### TASK BRIEF:
In the listing below, find every line containing "Cytogenetic" and copy it out.

-- START RECORDS PROVIDED --

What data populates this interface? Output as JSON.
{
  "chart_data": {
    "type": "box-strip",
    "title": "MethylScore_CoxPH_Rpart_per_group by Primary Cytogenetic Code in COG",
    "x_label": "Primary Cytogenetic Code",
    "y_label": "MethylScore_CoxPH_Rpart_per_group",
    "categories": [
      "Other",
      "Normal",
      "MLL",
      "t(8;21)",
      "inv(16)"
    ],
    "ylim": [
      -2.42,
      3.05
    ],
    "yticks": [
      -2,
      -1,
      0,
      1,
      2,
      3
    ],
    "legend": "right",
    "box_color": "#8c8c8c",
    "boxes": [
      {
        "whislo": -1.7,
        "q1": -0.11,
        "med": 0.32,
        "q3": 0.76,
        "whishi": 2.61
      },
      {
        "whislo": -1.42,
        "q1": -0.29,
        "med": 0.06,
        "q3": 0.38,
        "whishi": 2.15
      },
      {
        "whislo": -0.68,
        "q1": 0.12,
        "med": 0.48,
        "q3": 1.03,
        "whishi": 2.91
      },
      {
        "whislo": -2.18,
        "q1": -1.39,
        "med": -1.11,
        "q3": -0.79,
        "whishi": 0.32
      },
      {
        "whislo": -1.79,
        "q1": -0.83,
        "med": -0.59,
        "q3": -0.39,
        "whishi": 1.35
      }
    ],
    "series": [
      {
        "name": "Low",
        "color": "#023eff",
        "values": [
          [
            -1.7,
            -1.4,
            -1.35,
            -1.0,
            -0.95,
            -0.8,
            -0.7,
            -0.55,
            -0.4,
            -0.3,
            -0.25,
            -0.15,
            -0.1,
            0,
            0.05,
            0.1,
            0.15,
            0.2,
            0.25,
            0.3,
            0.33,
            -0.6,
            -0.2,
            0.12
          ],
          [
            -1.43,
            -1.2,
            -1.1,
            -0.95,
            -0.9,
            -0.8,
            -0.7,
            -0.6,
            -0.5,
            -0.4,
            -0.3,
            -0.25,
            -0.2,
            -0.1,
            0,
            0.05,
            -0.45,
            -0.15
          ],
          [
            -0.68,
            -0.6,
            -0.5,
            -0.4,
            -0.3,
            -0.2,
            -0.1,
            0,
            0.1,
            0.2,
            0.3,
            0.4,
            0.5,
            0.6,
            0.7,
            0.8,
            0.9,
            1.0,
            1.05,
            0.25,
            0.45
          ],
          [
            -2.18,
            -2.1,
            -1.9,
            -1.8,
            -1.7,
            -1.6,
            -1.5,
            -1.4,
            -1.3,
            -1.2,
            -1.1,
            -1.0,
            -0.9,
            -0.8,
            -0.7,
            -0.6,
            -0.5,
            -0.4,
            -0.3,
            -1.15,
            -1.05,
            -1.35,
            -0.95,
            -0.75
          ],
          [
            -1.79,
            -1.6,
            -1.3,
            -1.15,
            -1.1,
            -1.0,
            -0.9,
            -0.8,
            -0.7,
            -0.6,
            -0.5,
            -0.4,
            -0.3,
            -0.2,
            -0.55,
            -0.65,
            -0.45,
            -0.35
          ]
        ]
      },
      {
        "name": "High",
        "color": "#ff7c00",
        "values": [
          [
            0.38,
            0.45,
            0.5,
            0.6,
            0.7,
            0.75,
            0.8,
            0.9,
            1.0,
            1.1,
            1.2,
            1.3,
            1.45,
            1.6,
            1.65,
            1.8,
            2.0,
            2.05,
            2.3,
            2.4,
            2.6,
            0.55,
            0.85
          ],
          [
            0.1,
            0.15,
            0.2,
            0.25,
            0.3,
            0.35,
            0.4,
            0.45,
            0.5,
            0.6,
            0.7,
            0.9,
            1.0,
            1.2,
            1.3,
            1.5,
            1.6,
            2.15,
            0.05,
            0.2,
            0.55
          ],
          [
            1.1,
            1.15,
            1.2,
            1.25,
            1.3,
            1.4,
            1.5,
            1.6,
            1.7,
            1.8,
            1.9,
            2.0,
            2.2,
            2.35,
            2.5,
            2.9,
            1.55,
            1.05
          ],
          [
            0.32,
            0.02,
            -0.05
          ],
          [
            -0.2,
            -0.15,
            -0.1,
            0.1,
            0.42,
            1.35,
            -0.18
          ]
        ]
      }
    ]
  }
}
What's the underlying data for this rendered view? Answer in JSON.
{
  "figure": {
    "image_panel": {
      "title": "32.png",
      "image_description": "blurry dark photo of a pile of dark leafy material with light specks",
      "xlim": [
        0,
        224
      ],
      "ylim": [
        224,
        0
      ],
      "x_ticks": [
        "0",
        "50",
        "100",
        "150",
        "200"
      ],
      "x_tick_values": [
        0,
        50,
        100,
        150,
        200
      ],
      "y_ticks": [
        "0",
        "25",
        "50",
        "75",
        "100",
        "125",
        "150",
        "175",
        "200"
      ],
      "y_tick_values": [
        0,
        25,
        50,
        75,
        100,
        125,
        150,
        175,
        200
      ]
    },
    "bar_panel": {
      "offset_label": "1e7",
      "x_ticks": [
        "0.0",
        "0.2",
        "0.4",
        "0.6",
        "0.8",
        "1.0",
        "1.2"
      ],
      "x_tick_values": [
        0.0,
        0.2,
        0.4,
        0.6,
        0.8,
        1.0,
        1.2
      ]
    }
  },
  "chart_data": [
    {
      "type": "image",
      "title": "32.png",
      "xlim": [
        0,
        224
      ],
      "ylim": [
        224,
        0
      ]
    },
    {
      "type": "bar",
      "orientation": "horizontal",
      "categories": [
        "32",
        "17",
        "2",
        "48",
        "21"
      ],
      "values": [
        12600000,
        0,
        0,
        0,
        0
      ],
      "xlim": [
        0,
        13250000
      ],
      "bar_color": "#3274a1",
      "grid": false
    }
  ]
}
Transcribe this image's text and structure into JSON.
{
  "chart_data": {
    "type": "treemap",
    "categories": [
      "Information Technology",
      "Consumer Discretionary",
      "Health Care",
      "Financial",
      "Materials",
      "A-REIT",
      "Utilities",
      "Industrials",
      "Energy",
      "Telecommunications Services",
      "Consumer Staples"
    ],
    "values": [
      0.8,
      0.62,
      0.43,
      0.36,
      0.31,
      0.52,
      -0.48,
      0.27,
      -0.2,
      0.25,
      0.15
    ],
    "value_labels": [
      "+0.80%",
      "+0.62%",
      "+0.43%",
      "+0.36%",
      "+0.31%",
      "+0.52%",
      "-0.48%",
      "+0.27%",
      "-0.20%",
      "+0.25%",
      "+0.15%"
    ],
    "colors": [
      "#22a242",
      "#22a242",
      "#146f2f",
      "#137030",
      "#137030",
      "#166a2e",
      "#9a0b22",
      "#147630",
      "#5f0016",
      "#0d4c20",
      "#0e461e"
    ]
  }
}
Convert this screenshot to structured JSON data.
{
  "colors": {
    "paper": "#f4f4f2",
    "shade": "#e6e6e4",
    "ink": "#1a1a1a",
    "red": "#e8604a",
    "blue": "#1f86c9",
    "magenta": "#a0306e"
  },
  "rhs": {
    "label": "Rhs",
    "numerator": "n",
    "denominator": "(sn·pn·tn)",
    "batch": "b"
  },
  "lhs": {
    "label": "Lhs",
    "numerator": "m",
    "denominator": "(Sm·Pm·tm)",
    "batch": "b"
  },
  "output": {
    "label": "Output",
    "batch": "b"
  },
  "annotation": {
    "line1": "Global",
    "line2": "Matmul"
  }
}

-- END RECORDS PROVIDED --

### RESULT FOR THIS TASK:
    "title": "MethylScore_CoxPH_Rpart_per_group by Primary Cytogenetic Code in COG",
    "x_label": "Primary Cytogenetic Code",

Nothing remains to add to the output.